— What you have to do —
Pull out every line with the word "RYZEN" from the entries below.

>>>

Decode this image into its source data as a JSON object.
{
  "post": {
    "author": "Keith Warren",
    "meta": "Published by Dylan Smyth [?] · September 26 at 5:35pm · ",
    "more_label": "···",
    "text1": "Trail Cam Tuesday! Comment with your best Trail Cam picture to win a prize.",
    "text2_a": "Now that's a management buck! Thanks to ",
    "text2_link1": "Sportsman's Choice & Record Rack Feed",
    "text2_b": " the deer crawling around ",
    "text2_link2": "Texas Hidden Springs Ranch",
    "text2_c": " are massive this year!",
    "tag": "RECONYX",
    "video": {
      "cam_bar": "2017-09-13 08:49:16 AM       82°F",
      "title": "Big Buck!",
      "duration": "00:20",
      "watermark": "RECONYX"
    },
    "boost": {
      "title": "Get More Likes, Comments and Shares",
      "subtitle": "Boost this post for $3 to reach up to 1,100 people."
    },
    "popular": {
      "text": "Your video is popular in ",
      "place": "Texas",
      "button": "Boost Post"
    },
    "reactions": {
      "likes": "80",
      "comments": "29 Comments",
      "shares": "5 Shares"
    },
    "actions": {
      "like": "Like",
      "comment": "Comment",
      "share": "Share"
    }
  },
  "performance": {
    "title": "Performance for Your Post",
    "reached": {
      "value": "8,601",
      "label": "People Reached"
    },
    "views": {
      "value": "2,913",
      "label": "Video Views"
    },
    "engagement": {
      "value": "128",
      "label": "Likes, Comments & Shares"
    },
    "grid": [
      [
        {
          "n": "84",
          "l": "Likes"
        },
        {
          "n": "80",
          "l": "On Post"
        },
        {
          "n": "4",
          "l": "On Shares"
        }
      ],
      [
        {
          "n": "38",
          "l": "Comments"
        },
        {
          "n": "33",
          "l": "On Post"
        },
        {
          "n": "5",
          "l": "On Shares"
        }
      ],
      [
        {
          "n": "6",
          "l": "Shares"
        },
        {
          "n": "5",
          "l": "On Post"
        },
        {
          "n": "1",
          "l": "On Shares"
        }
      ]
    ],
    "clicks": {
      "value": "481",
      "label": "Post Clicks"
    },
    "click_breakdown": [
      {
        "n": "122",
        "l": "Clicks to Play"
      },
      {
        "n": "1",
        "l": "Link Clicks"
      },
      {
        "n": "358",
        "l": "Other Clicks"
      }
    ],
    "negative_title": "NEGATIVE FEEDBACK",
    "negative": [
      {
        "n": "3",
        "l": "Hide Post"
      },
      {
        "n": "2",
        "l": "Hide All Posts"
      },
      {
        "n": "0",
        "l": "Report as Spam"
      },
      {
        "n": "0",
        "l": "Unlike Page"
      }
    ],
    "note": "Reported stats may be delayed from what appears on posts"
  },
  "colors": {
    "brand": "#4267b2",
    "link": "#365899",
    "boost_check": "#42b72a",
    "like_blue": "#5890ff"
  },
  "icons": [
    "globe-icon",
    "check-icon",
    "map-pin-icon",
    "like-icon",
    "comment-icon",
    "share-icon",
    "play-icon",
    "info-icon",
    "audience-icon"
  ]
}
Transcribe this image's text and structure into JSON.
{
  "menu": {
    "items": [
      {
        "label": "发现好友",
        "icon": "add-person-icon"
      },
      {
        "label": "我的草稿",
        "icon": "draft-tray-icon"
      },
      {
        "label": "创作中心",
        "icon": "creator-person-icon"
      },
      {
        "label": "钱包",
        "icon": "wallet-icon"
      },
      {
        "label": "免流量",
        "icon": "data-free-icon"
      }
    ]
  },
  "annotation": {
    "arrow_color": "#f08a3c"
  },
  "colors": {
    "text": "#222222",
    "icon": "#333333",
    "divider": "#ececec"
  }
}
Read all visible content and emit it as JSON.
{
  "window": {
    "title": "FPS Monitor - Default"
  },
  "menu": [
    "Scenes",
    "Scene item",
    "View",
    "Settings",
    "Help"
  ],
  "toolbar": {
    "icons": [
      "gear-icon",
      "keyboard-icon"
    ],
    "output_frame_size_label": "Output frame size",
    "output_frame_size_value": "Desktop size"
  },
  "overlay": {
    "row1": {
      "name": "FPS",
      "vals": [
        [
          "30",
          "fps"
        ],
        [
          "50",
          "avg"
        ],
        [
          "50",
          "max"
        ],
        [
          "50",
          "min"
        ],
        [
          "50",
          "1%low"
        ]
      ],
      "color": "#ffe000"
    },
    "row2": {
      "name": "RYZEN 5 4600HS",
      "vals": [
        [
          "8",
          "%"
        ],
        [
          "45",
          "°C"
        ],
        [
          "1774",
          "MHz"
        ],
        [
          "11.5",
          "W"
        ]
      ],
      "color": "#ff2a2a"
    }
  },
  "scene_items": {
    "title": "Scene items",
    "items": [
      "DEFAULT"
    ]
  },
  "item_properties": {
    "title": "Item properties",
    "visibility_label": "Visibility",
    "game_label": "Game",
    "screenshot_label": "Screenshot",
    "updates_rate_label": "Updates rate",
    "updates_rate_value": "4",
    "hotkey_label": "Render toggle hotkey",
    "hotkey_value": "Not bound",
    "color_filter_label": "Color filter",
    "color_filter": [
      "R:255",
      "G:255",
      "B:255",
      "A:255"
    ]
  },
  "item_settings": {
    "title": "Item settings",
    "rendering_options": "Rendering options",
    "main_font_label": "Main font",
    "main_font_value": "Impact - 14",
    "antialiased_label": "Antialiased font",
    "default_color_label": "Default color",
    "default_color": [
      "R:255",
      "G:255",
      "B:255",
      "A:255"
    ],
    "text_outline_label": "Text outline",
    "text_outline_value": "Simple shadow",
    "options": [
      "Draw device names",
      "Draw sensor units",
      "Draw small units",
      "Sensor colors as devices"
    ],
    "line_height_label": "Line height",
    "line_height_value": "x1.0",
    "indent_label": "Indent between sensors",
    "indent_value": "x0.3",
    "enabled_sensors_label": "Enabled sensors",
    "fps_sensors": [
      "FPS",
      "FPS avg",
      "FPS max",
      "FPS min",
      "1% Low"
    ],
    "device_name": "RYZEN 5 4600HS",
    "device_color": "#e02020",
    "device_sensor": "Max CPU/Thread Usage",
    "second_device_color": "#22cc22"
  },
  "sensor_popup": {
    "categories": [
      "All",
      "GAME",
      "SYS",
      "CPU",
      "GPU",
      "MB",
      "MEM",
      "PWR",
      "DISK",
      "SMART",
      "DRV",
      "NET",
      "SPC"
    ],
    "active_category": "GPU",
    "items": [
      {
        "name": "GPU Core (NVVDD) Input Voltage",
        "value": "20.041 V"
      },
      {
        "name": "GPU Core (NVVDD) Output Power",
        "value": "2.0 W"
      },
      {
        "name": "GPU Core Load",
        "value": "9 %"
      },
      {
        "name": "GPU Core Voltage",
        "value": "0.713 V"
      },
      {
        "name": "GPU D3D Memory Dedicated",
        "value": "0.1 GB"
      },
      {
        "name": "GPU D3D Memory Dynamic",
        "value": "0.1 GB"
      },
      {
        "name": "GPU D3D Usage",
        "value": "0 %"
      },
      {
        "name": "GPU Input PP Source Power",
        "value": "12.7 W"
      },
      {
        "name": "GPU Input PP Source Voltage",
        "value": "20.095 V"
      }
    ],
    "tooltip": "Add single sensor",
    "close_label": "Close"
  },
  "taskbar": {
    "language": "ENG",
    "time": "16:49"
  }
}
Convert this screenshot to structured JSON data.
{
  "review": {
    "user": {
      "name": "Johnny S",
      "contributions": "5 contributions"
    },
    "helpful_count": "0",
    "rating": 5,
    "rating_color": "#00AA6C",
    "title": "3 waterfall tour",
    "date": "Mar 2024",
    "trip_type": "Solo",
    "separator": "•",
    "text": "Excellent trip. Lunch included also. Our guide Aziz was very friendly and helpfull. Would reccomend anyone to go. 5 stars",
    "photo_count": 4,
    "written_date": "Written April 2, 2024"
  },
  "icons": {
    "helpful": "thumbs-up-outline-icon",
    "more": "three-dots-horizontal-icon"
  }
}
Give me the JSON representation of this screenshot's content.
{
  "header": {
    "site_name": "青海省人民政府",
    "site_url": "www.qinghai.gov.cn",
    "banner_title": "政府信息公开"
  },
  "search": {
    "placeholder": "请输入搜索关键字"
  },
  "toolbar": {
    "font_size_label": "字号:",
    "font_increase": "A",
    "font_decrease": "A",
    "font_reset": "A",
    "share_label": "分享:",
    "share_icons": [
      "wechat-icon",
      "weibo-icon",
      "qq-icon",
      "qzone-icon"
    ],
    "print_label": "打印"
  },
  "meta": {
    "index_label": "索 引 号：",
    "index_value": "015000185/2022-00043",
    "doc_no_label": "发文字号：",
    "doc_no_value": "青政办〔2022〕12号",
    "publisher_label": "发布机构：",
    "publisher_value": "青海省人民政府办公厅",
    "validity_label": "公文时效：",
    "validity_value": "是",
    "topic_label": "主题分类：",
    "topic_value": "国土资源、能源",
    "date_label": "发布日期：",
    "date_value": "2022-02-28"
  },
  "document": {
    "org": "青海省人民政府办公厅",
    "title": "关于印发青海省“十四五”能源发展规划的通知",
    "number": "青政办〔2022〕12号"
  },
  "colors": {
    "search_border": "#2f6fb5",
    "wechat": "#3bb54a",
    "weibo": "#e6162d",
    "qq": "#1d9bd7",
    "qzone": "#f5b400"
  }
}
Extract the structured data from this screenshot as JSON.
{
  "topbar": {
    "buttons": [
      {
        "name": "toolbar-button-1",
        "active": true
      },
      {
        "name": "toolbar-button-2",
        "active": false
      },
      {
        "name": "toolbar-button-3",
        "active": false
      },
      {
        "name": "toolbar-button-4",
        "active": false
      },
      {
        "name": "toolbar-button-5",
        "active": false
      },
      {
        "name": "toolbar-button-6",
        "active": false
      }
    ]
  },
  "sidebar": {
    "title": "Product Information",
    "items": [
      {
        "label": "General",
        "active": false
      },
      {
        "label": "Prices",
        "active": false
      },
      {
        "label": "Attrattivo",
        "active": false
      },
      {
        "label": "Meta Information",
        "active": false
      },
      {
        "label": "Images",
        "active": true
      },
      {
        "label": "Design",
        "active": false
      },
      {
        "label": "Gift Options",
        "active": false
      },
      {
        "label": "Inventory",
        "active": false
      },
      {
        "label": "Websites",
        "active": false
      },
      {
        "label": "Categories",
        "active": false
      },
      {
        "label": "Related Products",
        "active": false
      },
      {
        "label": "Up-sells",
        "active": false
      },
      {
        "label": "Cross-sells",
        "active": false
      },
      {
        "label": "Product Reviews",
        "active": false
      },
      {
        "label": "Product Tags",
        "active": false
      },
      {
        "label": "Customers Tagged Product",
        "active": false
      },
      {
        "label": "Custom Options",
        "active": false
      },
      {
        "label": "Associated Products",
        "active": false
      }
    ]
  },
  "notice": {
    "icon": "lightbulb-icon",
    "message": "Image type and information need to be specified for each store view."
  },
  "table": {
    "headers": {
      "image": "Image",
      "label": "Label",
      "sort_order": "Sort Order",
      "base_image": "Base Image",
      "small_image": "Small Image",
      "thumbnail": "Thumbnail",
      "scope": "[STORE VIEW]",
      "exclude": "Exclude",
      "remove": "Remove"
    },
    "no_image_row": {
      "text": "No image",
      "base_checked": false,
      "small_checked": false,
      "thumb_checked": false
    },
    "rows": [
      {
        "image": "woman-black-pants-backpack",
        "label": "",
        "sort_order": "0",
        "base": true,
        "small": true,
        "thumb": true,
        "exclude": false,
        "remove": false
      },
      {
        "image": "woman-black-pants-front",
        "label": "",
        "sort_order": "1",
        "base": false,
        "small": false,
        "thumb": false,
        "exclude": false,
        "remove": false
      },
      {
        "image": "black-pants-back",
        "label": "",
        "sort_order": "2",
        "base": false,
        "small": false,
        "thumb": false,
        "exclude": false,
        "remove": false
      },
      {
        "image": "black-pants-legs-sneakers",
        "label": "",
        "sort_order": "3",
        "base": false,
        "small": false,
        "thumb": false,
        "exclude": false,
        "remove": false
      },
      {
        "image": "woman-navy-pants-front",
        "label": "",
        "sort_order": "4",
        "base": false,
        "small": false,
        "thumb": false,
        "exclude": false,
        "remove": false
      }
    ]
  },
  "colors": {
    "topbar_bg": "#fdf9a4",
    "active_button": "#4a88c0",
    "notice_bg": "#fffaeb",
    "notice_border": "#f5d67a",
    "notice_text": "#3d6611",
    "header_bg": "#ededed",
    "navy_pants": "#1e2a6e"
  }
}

<<<

— The output —
      "name": "RYZEN 5 4600HS",
    "device_name": "RYZEN 5 4600HS",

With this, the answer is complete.